→ **Given exercise**: Count every line that holds the string "Degenerate", and report the number alone.
#####
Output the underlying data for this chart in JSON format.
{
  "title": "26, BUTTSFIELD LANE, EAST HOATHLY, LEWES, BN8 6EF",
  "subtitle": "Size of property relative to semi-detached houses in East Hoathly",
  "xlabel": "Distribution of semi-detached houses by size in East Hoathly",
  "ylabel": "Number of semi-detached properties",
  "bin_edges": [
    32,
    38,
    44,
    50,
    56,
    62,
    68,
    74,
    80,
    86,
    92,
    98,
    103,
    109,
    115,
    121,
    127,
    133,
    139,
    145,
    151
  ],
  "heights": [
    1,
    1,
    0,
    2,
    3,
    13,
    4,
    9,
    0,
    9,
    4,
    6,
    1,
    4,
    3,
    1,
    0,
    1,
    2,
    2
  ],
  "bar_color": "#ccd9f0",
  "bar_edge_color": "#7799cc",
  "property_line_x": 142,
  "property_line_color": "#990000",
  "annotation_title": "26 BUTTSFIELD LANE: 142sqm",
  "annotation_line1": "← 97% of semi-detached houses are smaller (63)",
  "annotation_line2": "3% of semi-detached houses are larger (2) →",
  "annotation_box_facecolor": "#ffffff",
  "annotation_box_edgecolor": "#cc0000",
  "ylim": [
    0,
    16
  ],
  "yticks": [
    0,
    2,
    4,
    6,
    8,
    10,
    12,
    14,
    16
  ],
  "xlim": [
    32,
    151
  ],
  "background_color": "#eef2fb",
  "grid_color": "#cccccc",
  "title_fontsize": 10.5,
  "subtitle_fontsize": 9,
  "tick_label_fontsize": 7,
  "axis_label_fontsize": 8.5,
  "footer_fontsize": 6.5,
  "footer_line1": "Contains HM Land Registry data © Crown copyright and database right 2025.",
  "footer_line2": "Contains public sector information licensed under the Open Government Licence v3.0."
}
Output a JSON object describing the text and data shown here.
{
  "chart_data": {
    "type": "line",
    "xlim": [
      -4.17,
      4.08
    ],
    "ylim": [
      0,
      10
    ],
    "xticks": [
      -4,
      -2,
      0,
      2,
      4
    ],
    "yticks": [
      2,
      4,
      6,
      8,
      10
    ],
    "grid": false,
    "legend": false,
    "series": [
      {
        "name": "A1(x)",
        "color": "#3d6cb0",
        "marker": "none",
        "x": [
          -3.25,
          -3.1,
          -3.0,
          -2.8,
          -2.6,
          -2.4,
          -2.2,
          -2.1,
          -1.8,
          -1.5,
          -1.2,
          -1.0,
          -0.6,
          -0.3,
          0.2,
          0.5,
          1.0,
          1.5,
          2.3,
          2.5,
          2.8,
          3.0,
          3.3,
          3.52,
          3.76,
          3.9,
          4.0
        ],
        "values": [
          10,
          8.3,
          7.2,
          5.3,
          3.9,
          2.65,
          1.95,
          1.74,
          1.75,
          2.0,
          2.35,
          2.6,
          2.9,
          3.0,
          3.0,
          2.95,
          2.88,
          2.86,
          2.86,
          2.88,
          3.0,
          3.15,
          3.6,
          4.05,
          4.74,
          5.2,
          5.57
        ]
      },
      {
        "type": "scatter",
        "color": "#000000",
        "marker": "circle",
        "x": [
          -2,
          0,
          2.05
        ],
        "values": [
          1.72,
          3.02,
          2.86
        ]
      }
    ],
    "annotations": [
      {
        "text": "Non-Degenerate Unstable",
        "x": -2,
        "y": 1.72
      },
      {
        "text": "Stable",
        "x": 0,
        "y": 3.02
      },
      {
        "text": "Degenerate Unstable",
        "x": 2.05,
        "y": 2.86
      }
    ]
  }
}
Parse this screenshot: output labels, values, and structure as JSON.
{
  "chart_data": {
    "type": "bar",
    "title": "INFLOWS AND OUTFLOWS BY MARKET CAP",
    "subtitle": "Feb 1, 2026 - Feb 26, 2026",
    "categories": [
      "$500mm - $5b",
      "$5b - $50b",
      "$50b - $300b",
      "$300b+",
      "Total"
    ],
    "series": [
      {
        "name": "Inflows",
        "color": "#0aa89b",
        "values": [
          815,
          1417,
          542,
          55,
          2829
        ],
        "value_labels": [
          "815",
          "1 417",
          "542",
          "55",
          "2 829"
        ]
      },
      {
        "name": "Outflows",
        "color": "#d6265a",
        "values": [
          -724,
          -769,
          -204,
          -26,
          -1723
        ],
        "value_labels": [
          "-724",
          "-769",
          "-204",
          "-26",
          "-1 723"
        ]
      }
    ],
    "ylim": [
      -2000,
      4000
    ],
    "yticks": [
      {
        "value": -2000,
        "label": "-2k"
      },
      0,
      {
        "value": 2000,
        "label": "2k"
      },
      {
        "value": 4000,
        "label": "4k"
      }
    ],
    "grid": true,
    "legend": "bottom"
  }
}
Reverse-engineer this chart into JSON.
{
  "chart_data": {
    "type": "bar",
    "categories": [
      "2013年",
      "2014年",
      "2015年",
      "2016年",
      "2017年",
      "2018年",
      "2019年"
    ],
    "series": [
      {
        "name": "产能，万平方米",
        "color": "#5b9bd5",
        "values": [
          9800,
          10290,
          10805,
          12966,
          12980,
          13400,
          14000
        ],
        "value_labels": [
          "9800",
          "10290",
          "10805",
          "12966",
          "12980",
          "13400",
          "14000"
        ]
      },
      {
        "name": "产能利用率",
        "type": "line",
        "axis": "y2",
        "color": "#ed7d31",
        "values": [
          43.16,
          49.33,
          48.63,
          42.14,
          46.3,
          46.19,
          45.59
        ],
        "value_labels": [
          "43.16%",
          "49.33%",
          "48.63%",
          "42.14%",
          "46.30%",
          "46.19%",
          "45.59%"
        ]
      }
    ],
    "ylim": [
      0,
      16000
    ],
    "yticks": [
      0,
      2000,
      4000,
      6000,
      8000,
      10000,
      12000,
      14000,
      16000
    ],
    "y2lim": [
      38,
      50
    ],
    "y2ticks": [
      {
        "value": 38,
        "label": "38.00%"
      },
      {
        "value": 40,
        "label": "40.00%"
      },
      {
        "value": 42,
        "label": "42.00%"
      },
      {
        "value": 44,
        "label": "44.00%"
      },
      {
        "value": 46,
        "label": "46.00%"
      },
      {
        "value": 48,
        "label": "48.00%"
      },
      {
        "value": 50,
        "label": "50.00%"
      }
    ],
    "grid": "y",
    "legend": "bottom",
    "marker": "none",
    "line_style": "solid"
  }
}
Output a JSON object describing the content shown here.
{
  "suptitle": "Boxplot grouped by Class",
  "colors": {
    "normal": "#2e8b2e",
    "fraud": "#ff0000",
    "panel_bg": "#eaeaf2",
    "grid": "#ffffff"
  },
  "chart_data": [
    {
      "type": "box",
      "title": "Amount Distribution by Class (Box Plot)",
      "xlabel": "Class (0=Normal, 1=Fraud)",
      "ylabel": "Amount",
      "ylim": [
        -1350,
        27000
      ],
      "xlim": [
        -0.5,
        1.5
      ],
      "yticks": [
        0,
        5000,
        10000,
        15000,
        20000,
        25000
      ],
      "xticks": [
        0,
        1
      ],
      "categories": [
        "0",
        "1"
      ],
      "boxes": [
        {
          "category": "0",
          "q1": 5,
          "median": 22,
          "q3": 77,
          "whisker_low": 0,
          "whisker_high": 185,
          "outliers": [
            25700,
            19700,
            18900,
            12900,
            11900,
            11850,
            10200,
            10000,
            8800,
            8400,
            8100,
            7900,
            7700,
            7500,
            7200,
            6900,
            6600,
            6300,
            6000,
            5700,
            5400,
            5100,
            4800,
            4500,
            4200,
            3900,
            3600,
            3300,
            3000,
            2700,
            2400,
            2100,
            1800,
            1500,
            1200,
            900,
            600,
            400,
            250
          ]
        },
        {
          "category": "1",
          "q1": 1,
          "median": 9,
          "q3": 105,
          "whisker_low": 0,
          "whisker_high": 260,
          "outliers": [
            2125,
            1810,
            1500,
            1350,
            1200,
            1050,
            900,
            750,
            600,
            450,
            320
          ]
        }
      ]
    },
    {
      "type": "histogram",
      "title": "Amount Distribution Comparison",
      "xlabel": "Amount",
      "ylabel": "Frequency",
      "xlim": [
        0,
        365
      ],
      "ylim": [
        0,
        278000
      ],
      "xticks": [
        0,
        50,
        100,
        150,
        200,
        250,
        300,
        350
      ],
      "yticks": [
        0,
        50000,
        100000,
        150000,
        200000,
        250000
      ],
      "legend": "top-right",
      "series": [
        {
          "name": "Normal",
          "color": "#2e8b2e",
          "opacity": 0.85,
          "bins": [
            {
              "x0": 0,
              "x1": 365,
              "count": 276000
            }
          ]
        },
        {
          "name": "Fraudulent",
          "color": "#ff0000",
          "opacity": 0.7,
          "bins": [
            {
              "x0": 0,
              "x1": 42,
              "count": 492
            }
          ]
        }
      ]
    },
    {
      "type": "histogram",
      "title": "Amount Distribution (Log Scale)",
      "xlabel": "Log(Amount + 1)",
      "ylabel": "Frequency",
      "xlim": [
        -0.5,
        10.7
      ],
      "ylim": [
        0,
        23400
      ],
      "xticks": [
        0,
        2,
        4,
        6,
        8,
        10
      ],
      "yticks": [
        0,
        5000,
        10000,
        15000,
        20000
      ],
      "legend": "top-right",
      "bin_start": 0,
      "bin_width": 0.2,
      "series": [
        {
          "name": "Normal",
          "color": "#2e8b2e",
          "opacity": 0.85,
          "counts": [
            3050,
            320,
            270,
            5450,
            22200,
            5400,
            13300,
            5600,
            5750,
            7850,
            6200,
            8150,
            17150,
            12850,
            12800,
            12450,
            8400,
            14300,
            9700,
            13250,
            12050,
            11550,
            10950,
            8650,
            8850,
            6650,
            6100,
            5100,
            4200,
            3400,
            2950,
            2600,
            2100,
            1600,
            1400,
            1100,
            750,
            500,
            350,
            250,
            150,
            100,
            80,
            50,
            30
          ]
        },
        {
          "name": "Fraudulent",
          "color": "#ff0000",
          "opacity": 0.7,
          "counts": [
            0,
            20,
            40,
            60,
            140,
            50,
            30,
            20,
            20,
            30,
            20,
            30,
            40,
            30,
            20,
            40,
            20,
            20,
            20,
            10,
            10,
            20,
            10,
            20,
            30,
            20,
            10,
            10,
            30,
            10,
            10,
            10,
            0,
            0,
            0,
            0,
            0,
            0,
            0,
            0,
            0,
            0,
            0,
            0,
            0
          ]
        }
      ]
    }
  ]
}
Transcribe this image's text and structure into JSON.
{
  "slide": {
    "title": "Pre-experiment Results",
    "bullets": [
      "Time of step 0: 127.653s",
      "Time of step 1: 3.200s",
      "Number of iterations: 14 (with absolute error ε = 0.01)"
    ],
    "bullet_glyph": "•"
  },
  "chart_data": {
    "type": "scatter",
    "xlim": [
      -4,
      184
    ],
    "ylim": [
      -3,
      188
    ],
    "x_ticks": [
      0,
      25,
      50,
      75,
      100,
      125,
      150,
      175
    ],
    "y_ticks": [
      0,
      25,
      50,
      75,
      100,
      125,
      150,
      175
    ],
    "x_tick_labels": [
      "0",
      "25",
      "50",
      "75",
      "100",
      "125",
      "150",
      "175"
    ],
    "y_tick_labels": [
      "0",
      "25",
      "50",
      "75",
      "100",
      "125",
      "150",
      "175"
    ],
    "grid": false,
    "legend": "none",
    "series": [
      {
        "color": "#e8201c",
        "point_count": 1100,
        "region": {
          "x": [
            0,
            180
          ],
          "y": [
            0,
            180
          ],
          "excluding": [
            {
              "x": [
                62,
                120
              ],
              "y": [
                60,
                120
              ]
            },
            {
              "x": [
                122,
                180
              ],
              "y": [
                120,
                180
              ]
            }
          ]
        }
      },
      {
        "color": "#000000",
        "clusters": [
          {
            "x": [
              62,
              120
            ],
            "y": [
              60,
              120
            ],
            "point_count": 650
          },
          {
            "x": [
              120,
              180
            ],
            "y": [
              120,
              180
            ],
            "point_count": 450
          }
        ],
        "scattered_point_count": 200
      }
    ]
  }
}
#####
→ **The result**: 2